◆ WHAT NEEDS TO BE DONE ◆
The exercise asks you to copy every line below in which "Kinetic" appears.

◆ DATA PROVIDED ◆

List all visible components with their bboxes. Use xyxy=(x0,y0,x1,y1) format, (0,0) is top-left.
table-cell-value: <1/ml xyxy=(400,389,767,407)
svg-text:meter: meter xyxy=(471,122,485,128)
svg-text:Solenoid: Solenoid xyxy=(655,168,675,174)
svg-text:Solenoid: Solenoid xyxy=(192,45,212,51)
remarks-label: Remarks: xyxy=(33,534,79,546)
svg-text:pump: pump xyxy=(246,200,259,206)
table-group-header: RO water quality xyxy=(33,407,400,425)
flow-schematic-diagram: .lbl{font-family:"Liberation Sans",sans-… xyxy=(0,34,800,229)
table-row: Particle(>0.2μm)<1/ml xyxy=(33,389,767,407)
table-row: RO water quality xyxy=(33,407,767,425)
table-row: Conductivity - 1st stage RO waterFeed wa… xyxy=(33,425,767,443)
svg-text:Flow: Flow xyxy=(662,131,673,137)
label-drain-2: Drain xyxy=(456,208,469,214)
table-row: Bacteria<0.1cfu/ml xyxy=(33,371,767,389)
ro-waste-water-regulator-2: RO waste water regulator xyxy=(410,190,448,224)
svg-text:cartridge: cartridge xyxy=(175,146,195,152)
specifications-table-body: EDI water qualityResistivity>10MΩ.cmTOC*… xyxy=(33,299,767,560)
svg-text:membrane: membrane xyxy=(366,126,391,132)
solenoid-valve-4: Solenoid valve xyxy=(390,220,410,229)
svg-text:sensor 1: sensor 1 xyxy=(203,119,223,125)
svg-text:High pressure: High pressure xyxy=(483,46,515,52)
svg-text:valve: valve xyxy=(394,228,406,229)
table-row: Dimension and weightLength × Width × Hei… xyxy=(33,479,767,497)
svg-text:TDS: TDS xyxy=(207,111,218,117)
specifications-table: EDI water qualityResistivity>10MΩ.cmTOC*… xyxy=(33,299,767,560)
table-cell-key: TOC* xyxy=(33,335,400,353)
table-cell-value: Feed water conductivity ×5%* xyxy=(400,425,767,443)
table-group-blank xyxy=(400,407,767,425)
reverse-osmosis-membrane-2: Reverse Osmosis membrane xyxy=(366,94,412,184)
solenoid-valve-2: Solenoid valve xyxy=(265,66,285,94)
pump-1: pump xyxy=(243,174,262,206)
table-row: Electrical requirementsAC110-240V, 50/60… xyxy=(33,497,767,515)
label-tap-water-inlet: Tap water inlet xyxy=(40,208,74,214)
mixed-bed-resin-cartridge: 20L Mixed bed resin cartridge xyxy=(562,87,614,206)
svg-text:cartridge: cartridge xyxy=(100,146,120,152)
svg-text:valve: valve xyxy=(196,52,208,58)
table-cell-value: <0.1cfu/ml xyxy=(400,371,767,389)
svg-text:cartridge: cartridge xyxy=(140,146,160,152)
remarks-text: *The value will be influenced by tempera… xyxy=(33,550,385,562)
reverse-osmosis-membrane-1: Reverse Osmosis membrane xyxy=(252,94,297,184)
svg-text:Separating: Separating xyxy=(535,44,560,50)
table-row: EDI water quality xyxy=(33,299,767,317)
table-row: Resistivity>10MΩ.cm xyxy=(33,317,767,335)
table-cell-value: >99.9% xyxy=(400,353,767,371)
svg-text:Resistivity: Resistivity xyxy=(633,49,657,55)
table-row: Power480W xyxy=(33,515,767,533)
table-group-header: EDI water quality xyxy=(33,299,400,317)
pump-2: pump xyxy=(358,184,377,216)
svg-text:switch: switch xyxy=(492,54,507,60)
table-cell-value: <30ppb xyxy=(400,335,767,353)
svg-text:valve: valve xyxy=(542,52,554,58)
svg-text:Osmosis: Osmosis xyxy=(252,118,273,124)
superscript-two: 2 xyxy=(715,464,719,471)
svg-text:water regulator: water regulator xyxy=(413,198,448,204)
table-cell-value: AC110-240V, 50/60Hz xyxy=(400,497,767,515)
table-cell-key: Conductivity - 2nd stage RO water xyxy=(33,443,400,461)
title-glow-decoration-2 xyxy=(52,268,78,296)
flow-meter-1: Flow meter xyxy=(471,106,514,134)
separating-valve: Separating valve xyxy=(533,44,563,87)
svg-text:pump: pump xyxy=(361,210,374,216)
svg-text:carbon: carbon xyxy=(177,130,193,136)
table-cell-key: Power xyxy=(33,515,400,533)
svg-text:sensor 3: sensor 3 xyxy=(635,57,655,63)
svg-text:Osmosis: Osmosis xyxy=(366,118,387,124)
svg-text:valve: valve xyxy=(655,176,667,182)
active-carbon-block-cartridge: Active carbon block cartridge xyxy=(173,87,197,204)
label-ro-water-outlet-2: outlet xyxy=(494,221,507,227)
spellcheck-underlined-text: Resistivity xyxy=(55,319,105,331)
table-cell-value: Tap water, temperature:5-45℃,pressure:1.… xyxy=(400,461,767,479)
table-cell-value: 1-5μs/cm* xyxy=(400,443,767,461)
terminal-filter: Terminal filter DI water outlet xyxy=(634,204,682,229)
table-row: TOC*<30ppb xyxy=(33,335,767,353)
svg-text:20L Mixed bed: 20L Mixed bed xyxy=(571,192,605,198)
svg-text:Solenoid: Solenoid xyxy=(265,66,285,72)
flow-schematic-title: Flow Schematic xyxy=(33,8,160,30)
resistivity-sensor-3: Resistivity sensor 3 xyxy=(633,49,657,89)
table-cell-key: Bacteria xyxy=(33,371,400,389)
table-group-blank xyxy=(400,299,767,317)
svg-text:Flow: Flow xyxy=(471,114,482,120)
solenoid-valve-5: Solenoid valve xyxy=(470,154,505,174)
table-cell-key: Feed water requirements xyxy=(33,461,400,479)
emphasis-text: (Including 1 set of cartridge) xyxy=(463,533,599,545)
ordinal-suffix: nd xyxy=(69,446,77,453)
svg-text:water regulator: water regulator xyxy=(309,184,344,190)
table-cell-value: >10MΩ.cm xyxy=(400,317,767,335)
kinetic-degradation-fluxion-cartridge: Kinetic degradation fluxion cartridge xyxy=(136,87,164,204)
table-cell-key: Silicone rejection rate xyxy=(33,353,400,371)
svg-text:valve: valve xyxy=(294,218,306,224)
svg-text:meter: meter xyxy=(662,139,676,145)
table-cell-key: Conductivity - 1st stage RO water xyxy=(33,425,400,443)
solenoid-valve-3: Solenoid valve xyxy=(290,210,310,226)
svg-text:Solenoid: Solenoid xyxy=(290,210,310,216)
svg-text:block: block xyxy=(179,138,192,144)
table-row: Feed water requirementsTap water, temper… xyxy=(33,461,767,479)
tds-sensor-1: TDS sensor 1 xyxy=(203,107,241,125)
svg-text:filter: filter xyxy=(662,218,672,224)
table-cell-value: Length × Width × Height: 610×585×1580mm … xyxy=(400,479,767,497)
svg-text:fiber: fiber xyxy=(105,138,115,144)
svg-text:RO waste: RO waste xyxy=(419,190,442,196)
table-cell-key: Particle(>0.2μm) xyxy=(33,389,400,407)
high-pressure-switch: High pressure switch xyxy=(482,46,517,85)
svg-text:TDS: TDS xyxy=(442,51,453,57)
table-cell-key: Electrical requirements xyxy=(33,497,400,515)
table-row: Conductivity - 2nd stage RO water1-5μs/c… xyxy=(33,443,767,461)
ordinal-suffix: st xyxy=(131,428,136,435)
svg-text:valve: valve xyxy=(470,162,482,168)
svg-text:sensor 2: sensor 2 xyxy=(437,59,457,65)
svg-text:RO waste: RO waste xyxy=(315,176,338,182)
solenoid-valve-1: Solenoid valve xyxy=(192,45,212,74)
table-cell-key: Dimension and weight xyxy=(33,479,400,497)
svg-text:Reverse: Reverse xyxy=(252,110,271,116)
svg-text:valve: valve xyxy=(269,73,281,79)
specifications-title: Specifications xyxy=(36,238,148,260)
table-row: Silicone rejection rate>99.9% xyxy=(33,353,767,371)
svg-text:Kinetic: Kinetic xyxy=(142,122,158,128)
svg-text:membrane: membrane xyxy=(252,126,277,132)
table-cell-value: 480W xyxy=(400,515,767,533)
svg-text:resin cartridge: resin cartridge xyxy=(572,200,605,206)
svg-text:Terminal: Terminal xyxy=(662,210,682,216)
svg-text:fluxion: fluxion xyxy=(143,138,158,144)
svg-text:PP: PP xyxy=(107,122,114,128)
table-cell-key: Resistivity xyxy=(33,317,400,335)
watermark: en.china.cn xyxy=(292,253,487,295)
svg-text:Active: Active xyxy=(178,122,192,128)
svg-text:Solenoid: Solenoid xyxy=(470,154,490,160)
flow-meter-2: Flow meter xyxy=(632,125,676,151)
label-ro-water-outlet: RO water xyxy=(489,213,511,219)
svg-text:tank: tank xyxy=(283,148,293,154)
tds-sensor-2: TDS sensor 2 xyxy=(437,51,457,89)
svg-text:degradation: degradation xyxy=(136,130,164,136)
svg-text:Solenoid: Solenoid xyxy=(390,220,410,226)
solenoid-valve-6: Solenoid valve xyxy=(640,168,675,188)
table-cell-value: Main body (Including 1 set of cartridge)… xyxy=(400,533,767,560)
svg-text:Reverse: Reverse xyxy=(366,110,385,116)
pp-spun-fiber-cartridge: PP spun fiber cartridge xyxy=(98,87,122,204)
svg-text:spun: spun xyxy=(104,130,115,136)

◆ OUTPUT FOR THIS EXERCISE ◆
kinetic-degradation-fluxion-cartridge: Kinetic degradation fluxion cartridge xyxy=(136,87,164,204)
svg-text:Kinetic: Kinetic xyxy=(142,122,158,128)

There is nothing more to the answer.